◆ REQUIREMENT A: Lay out the labeled box listing, from its first line through the line containing "speed-scale-label: 0.1x [54,368,90,388]", as a Markdown table with the columns "Row" and "Line". Leave out blank lines.

◆ READING TEXT:
════

Exhibit 10.4

                 AMERICAN CASINO & ENTERTAINMENT PROPERTIES LLC
                          2000 Las Vegas Boulevard South
                             Las Vegas, Nevada 89104


May __, 2004, as of April 1, 2004
Mr. Richard P. Brown
Stratosphere Corporation
2000 Las Vegas Boulevard South
Las Vegas, Nevada 89104

Dear Mr. Brown:

Effective March 31, 2004, your employment agreement, entered into in December
2002, with Stratosphere Corporation expired. You and American Casino &
Entertainment Properties LLC (the "Company"), the parent of, among others,
Stratosphere Corporation, have agreed upon the terms of your employment
agreement for the period commencing April 1, 2004. This letter (the "Agreement")
sets forth the terms upon which you shall be employed by the Company.

You ("Employee") and the Company agree as follows:

1.    Employment

Upon the terms and conditions hereinafter set forth, the Company hereby agrees
to employ Employee and Employee hereby agrees to become employed by the Company.
During the Term of Employment (as hereinafter defined), Employee shall be
employed in the position of President and Chief Executive Officer of the Company
and each of its operating subsidiaries, and such other executive positions with
the Company and/or any of its subsidiaries as are decided upon from time to time
by the Board of Directors of the Company ("Board"). Employee shall serve in all
such capacities at the pleasure of the Board. Employee shall report to and be
under the supervision of the Board. During the Term of Employment, Employee
shall devote his professional attention to the business and affairs of the
Company and its subsidiaries, shall use his best efforts to advance the best
interests of the Company and shall comply with the reasonable policies of the
Company, including, without limitation, such policies with respect to conflict
of interest, confidentiality and business ethics from time to time in effect.

════

◆ Labeled box records:
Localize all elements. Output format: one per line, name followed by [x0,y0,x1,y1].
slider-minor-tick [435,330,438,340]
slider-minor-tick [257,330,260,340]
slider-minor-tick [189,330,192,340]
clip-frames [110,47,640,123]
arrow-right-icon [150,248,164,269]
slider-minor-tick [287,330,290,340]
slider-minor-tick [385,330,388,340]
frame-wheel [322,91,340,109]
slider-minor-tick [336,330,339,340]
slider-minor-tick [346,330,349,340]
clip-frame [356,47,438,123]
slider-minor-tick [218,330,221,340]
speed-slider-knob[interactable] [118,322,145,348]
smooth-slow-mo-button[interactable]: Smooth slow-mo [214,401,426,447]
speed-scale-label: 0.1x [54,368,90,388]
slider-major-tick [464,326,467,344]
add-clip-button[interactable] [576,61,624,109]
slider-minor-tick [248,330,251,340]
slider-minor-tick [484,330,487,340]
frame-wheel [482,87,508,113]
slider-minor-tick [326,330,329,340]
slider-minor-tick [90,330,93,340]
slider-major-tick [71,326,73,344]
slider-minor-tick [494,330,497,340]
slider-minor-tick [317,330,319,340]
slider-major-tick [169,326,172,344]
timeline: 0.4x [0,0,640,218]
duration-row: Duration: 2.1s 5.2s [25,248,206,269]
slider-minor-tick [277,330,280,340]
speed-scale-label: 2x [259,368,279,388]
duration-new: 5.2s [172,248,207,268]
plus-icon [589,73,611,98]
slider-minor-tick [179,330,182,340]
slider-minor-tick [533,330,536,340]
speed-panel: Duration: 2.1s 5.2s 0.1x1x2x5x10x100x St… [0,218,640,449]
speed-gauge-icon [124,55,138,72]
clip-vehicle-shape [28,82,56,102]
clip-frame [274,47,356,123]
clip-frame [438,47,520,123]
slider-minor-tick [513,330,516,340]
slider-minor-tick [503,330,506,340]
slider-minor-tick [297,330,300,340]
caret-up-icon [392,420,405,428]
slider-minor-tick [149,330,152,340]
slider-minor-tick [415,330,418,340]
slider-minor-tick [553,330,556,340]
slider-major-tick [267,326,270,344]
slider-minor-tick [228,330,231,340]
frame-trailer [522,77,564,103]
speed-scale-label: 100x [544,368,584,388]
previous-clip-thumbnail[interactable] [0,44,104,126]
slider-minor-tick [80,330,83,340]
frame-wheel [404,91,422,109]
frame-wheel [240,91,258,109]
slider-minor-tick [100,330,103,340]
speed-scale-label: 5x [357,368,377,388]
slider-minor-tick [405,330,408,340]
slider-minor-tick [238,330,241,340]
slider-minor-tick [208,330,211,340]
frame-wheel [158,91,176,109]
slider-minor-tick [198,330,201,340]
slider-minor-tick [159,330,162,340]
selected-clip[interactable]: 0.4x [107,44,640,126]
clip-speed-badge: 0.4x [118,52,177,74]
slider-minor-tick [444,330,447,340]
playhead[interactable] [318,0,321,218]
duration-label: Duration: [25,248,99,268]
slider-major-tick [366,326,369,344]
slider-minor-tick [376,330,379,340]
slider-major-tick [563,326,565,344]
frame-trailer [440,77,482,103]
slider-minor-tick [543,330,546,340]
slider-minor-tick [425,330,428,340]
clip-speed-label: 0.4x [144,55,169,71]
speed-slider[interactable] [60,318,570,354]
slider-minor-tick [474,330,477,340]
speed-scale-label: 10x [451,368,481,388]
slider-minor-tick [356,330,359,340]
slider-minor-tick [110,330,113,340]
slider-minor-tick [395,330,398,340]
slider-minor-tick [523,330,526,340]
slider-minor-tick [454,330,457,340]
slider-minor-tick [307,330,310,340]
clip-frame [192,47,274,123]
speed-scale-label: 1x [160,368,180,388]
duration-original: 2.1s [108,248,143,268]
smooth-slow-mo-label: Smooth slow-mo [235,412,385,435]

════

◆ REQUIREMENT B: Reproduce the part of the employment letter that opens with the words containing "sets forth the" and closes with "become employed by the Company.", swapping every "Employee" for "Executive".

◆ EXPECTED ANSWER A:
| Row | Line |
|---|---|
| 1 | Localize all elements. Output format: one per line, name followed by [x0,y0,x1,y1]. |
| 2 | slider-minor-tick [435,330,438,340] |
| 3 | slider-minor-tick [257,330,260,340] |
| 4 | slider-minor-tick [189,330,192,340] |
| 5 | clip-frames [110,47,640,123] |
| 6 | arrow-right-icon [150,248,164,269] |
| 7 | slider-minor-tick [287,330,290,340] |
| 8 | slider-minor-tick [385,330,388,340] |
| 9 | frame-wheel [322,91,340,109] |
| 10 | slider-minor-tick [336,330,339,340] |
| 11 | slider-minor-tick [346,330,349,340] |
| 12 | clip-frame [356,47,438,123] |
| 13 | slider-minor-tick [218,330,221,340] |
| 14 | speed-slider-knob[interactable] [118,322,145,348] |
| 15 | smooth-slow-mo-button[interactable]: Smooth slow-mo [214,401,426,447] |
| 16 | speed-scale-label: 0.1x [54,368,90,388] |

◆ EXPECTED ANSWER B:
sets forth the terms upon which you shall be employed by the Company.

You ("Executive") and the Company agree as follows:

1.    Employment

Upon the terms and conditions hereinafter set forth, the Company hereby agrees
to employ Executive and Executive hereby agrees to become employed by the Company.